Search the material for the string "title" and copy each line where it occurs.

** Start of EXTRACTED ENTRIES **

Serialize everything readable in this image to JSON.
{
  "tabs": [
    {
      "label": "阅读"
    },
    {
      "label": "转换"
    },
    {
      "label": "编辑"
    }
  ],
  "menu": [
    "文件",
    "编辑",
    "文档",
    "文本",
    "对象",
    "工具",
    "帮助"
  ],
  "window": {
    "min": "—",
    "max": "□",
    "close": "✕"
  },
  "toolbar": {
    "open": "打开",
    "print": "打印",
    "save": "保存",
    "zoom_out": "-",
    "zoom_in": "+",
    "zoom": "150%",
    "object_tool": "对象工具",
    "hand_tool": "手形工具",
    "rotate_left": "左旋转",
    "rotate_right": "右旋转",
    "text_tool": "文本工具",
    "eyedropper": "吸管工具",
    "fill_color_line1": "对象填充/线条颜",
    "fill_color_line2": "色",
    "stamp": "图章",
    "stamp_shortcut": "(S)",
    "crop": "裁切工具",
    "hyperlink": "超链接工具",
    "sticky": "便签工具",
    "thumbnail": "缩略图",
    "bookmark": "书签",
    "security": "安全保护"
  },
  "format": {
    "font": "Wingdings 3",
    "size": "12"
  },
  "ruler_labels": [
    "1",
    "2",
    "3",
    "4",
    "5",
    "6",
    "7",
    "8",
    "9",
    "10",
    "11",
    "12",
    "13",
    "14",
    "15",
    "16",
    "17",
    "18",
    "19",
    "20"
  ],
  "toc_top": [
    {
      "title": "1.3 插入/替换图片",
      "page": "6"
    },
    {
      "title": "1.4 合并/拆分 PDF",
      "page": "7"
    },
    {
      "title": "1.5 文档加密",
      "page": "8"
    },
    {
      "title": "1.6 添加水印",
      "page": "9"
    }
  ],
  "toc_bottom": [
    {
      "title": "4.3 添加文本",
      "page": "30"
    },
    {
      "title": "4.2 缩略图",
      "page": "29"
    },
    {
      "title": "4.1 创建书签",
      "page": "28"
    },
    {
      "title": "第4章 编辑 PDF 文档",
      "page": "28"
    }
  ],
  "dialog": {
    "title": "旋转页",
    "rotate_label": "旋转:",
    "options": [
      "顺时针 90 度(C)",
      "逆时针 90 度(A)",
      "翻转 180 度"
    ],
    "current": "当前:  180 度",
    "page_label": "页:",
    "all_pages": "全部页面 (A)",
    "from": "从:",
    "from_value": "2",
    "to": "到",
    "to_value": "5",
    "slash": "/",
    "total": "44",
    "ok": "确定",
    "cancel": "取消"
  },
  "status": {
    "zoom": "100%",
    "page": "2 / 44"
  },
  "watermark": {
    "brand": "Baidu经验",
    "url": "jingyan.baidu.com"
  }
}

** End of EXTRACTED ENTRIES **

RESPONSE FOR THIS EXERCISE:
      "title": "1.3 插入/替换图片",
      "title": "1.4 合并/拆分 PDF",
      "title": "1.5 文档加密",
      "title": "1.6 添加水印",
      "title": "4.3 添加文本",
      "title": "4.2 缩略图",
      "title": "4.1 创建书签",
      "title": "第4章 编辑 PDF 文档",
    "title": "旋转页",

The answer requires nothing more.